**Stated exercise:** Which lines contain the word "краю"? Return each of them as written.

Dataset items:
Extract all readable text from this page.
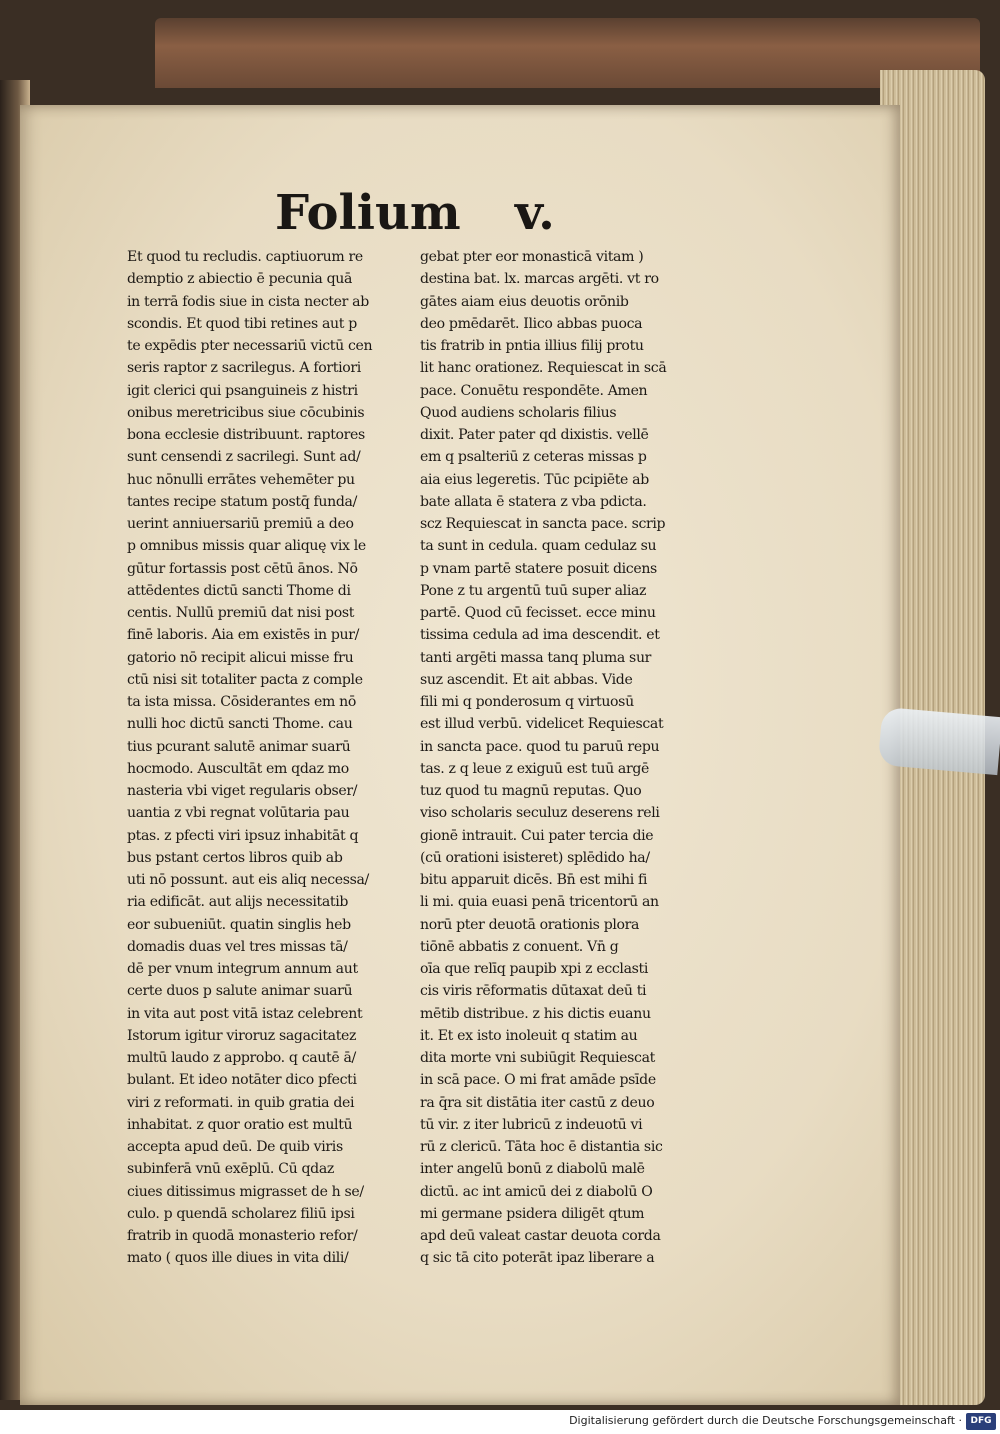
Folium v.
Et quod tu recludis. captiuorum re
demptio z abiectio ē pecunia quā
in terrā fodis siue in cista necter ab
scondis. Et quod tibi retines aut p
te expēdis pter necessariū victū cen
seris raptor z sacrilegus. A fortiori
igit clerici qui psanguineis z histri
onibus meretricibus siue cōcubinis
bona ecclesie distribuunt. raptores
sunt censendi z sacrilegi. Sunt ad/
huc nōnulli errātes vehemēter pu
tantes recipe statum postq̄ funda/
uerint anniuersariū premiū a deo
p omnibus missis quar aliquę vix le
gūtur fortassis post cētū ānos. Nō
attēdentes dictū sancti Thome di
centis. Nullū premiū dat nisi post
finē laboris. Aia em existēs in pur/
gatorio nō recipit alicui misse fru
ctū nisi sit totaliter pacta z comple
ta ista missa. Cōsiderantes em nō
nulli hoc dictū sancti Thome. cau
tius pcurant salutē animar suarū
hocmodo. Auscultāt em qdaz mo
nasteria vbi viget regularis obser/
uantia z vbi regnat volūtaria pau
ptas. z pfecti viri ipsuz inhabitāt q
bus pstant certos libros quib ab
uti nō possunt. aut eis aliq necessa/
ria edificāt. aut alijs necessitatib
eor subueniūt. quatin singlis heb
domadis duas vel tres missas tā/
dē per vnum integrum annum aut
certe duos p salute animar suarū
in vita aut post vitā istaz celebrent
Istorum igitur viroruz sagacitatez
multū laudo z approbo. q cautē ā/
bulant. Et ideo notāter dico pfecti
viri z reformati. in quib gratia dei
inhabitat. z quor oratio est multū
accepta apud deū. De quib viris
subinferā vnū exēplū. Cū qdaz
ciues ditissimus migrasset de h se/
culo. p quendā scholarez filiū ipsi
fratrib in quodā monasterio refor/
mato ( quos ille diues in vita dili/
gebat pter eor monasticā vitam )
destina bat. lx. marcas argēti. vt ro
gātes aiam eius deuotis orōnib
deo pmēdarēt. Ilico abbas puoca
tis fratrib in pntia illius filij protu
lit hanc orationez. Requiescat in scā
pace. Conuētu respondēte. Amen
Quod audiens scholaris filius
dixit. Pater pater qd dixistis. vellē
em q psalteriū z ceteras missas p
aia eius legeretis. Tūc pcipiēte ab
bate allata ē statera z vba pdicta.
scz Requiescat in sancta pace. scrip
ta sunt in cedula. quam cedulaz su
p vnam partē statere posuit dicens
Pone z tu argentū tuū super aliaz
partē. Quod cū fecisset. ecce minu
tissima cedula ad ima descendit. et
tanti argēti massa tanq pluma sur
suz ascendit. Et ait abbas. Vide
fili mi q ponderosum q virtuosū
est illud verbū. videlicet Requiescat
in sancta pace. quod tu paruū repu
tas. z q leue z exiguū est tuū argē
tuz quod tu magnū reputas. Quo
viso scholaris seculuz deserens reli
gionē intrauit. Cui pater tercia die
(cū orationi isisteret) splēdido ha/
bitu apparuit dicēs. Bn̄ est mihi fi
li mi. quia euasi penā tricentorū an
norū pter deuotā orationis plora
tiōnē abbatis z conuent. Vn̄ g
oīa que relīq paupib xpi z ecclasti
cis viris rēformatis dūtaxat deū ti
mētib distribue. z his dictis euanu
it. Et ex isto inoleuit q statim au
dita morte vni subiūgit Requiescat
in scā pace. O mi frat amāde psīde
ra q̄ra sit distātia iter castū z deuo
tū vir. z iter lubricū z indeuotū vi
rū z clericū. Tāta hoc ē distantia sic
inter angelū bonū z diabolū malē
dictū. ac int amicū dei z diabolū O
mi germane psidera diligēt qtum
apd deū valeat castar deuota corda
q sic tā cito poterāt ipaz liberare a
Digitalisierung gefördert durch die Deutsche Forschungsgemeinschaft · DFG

==

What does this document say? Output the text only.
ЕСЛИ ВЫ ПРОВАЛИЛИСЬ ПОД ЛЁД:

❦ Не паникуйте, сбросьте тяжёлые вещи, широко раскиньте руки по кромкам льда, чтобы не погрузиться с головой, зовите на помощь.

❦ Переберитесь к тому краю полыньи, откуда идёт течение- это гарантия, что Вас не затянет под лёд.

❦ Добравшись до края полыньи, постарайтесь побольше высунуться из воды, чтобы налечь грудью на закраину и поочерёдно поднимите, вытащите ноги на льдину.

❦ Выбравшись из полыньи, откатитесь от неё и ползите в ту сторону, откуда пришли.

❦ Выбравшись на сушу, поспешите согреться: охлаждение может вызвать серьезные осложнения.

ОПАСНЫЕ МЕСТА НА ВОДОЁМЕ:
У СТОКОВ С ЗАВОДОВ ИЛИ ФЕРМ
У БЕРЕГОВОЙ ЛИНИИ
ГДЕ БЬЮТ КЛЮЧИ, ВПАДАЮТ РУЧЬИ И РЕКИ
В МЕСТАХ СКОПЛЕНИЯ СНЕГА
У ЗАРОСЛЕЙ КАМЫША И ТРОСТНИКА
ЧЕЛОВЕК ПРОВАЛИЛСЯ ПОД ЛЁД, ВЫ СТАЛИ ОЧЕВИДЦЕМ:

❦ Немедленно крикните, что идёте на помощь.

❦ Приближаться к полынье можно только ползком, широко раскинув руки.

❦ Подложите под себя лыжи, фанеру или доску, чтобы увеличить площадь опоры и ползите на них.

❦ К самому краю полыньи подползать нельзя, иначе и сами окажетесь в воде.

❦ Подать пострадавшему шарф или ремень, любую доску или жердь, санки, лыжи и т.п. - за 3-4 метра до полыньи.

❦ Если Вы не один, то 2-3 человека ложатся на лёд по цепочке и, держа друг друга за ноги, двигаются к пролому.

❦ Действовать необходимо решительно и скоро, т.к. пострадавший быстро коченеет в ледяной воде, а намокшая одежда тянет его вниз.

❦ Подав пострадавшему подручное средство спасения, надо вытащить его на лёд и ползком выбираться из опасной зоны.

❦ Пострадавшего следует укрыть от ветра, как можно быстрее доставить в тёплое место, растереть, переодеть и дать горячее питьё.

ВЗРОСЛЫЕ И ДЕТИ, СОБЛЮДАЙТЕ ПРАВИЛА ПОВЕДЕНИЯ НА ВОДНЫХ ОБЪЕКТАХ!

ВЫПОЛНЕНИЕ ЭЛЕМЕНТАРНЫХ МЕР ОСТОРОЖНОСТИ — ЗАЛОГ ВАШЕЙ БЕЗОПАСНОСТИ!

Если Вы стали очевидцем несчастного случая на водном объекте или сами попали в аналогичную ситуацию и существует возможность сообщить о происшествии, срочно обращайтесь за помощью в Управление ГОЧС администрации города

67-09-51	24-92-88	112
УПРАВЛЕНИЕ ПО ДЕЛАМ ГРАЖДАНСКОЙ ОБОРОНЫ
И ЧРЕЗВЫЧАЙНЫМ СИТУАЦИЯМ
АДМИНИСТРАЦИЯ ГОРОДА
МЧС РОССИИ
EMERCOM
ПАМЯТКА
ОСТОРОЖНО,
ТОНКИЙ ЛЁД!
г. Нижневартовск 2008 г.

---

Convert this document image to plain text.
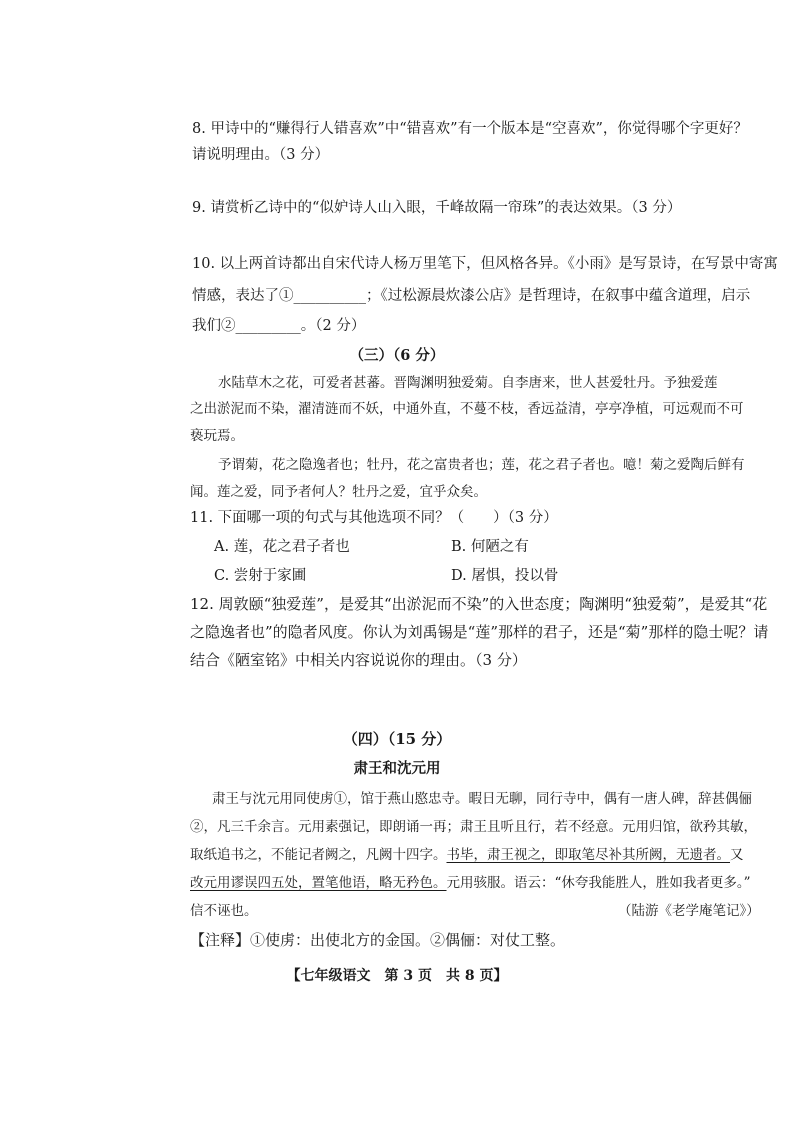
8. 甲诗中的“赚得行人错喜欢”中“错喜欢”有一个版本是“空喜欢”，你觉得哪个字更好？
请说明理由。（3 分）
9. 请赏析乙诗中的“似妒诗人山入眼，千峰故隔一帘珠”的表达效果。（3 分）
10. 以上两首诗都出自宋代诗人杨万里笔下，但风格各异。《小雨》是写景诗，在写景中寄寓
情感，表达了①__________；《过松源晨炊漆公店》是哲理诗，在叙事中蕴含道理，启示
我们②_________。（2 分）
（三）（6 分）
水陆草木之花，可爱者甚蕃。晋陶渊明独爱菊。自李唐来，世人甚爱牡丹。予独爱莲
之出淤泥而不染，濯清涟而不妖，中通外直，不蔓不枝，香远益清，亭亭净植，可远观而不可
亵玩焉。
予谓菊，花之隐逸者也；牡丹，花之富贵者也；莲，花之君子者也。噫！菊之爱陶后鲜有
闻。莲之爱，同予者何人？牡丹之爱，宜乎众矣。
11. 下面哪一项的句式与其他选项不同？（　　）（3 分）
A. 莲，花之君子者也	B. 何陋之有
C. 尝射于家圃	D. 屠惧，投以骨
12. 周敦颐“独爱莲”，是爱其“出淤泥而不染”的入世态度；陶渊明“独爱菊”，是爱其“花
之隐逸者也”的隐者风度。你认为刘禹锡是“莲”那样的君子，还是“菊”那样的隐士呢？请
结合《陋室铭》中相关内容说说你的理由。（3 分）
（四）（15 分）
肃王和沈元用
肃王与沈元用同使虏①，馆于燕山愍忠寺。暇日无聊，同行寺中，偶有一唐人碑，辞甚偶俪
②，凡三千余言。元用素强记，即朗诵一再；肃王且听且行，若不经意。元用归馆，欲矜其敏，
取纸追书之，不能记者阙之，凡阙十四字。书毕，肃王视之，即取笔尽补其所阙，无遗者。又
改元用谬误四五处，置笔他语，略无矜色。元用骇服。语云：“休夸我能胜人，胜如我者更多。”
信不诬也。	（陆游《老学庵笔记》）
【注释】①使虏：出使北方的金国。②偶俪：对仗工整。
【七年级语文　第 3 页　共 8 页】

**Solution:**
❦ Переберитесь к тому краю полыньи, откуда идёт течение- это гарантия, что Вас не затянет под лёд.
❦ К самому краю полыньи подползать нельзя, иначе и сами окажетесь в воде.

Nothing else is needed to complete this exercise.